[Data supplied]:
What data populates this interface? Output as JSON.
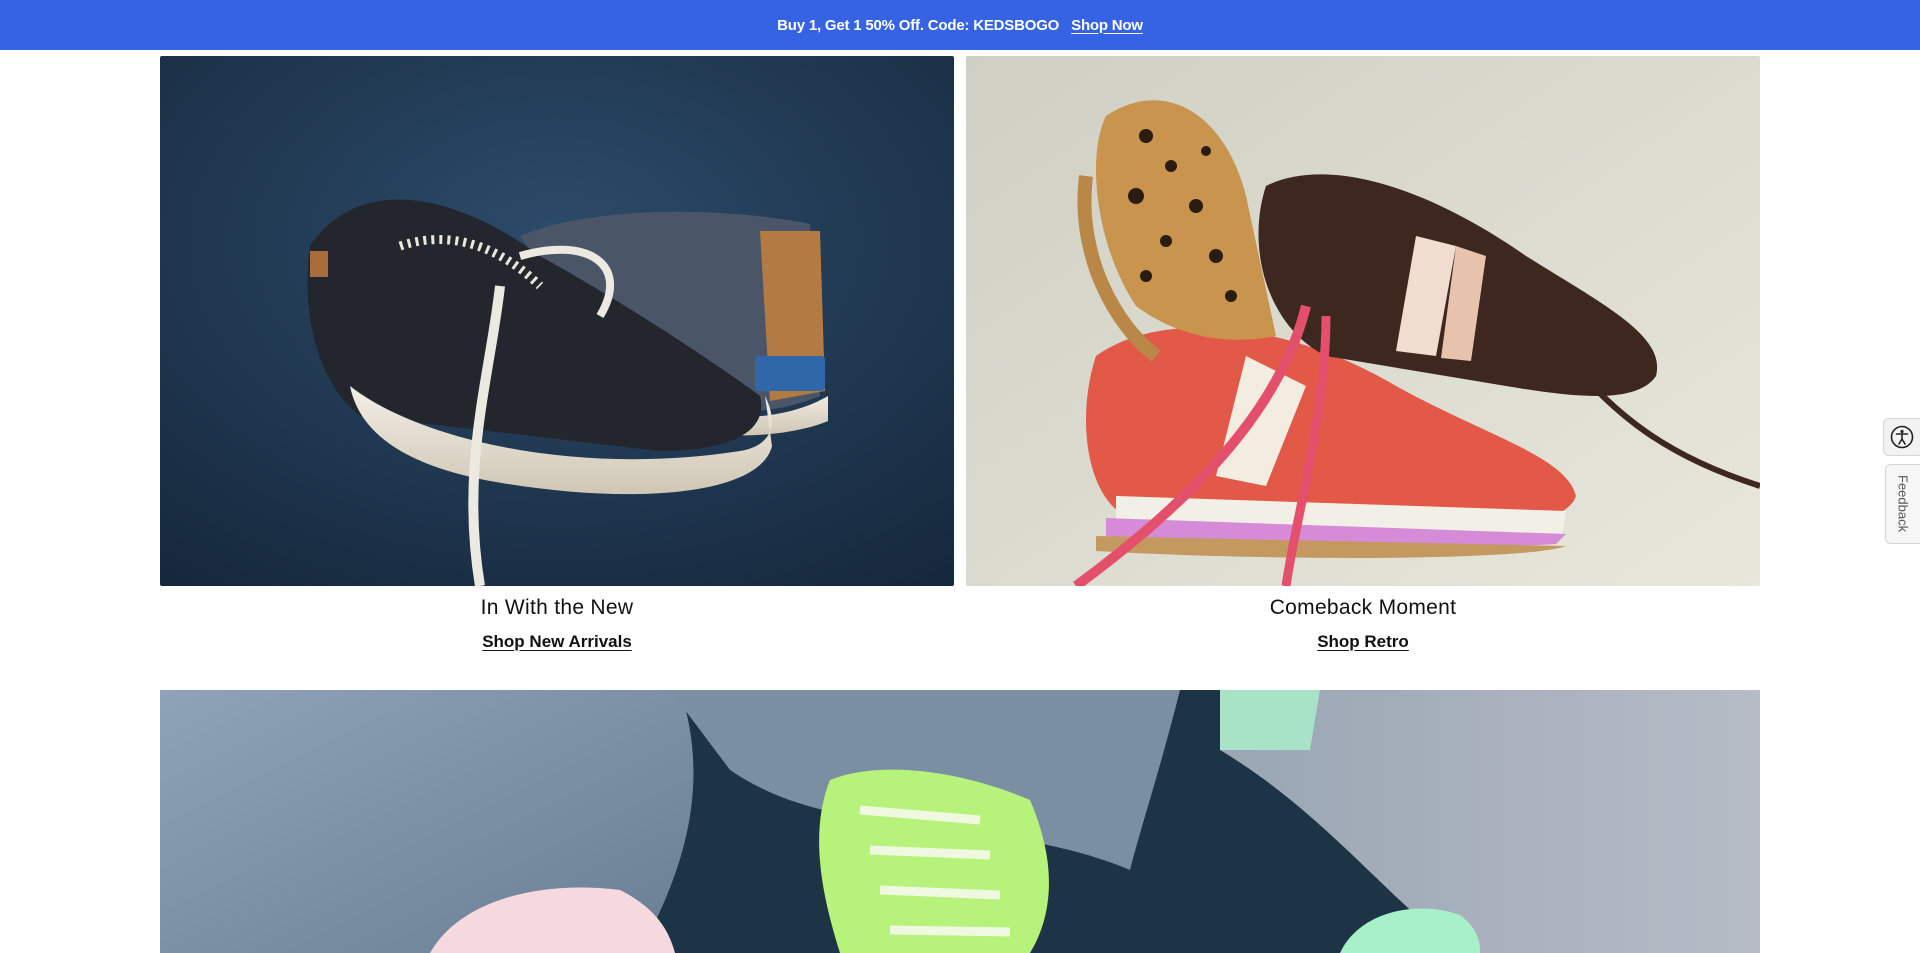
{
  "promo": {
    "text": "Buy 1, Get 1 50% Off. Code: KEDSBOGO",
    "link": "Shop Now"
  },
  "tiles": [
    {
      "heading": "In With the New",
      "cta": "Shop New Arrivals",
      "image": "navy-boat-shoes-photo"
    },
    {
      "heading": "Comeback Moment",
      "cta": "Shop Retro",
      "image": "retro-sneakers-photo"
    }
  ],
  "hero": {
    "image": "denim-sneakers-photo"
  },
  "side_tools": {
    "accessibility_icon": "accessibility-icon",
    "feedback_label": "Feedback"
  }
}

...

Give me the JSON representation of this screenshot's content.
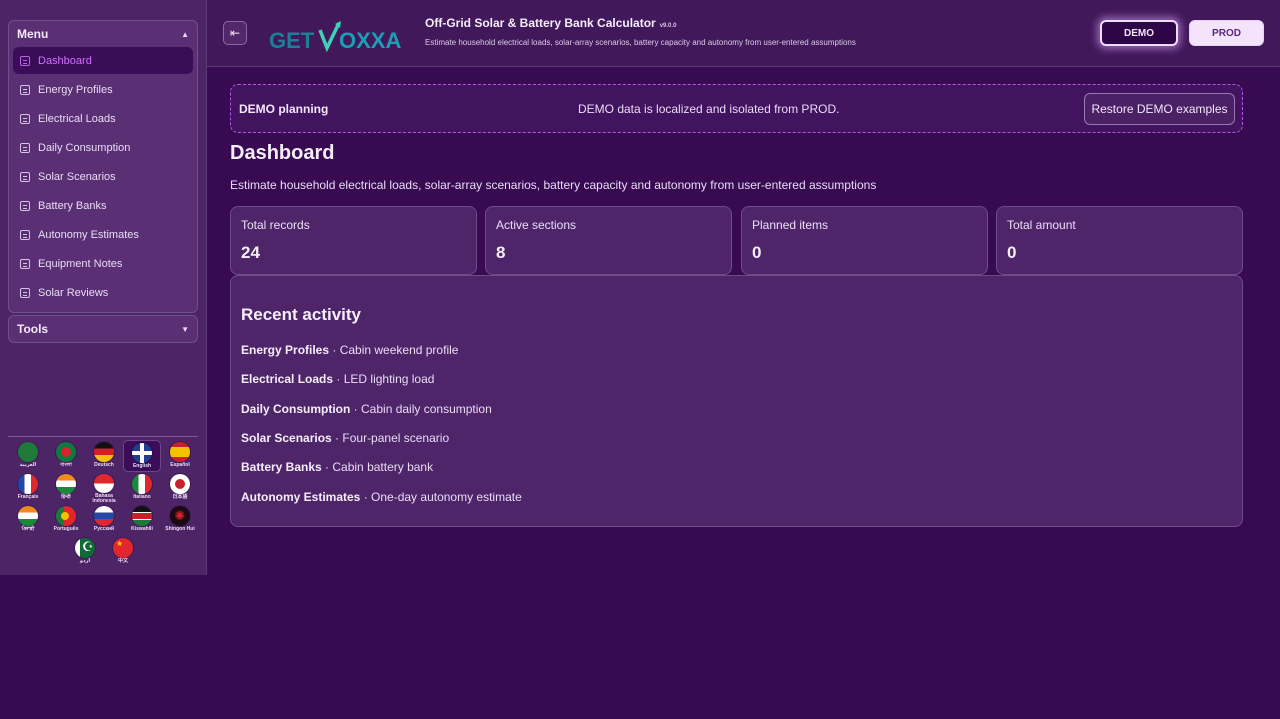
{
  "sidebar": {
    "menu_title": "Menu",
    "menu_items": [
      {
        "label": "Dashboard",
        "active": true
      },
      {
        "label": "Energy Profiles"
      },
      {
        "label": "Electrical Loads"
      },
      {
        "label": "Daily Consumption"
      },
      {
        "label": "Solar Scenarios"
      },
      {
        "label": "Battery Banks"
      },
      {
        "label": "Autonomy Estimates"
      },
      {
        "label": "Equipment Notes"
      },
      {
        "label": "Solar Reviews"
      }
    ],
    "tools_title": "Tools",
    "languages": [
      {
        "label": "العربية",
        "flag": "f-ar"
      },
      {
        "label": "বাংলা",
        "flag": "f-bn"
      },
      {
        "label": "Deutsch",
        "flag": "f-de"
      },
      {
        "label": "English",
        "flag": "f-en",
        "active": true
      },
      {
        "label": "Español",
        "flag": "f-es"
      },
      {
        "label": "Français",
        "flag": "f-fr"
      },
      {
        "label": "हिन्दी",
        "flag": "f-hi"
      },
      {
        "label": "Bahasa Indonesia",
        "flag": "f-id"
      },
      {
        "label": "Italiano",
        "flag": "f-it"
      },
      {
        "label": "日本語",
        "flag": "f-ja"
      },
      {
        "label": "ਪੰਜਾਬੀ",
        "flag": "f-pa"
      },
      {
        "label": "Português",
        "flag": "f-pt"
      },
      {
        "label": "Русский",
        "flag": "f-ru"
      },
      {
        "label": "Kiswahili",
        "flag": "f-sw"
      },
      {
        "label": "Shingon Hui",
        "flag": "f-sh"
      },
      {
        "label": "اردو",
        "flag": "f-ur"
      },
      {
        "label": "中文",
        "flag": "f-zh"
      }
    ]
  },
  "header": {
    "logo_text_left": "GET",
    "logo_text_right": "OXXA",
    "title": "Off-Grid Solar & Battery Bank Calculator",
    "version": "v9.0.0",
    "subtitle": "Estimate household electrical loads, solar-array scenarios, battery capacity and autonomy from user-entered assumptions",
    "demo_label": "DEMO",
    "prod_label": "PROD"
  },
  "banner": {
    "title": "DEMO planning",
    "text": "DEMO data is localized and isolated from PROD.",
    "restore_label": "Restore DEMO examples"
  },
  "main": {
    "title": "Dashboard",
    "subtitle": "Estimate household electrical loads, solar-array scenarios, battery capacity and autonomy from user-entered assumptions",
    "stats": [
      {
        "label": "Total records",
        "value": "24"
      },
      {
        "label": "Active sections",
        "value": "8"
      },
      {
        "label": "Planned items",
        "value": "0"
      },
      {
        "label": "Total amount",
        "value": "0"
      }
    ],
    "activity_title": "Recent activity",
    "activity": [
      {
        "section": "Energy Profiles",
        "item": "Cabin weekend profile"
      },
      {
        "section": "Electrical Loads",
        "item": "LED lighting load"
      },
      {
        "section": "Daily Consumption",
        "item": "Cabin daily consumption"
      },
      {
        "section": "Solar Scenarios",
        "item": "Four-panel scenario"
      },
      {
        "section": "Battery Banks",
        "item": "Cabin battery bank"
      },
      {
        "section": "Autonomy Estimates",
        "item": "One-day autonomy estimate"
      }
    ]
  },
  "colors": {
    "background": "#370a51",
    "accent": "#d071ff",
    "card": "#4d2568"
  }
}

==

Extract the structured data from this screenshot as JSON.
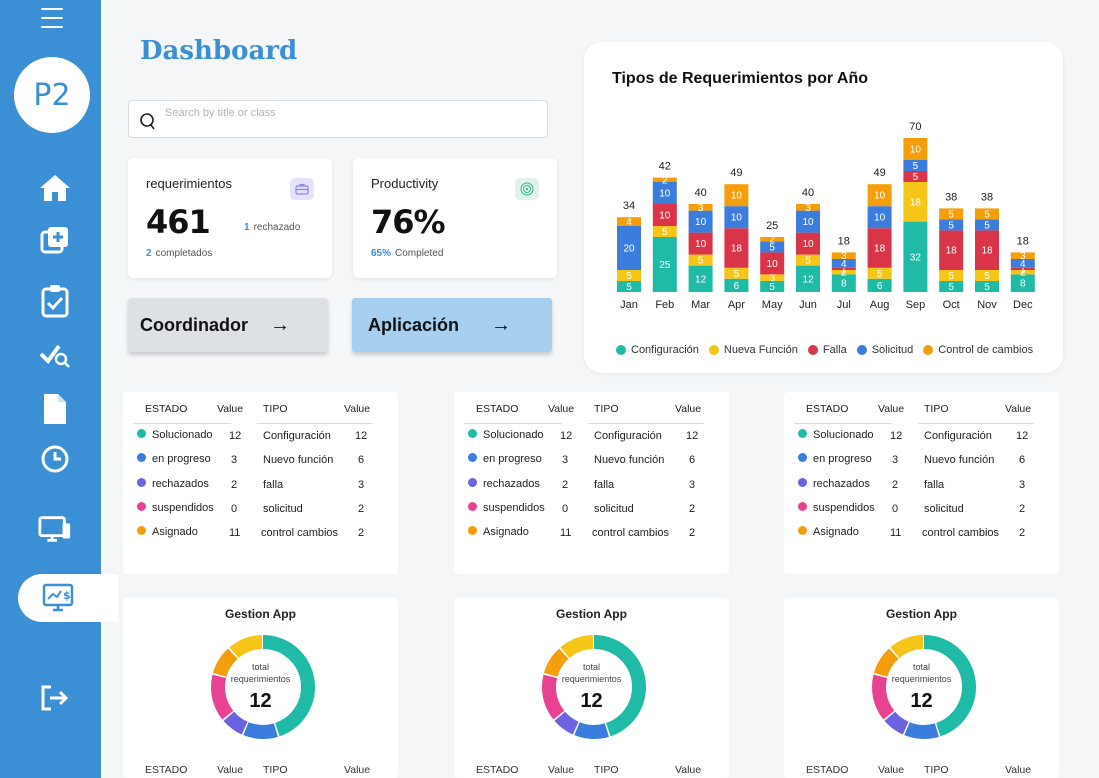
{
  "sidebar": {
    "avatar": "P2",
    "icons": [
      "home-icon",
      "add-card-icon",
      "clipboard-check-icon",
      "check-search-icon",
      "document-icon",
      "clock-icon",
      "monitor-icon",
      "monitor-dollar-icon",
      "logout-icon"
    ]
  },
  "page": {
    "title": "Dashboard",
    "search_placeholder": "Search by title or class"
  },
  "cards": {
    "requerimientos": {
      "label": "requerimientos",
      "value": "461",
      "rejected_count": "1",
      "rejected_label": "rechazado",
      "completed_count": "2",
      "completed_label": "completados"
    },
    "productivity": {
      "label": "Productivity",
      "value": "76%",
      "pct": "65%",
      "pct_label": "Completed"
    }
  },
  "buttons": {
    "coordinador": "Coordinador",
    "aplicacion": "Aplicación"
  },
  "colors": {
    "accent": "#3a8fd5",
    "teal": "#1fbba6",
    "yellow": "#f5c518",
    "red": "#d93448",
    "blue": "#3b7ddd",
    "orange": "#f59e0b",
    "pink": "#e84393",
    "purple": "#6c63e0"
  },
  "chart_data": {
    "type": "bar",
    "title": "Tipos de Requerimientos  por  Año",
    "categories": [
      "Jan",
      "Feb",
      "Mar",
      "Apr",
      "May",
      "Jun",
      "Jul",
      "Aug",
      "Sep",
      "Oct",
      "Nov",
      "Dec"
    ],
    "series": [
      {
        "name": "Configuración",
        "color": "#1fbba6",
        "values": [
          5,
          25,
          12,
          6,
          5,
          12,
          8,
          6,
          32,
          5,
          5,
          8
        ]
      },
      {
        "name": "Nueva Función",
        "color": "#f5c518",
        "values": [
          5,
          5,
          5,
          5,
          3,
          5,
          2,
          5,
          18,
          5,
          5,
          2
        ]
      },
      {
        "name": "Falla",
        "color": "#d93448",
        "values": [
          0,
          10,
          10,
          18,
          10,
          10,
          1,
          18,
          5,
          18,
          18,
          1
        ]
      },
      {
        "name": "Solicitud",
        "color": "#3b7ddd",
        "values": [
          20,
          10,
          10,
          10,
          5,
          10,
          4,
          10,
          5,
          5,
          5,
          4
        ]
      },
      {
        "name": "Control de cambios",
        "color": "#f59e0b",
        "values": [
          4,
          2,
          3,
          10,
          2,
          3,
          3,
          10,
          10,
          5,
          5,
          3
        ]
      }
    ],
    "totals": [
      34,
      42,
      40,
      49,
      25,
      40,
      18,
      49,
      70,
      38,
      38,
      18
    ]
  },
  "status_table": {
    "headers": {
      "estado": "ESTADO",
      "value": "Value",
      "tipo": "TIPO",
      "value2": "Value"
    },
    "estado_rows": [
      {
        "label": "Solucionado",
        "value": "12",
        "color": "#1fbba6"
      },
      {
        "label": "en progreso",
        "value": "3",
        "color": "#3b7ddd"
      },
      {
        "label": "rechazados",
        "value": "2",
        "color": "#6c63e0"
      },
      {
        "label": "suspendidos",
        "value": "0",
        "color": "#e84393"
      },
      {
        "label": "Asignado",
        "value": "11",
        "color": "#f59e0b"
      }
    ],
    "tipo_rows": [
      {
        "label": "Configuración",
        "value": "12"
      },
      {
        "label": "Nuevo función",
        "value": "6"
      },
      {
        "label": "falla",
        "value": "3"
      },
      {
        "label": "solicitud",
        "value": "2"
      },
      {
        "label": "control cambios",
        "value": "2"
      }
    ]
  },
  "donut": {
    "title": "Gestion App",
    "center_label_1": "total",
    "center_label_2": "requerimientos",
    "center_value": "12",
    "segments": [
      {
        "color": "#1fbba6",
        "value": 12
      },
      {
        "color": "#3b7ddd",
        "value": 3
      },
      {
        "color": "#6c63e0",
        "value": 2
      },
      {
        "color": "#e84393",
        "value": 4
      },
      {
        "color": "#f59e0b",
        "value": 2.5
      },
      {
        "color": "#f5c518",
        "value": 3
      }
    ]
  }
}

[Requirement]:
Copy each line of the listing that includes "Configuración".

[In response]:
        "name": "Configuración",
        "label": "Configuración",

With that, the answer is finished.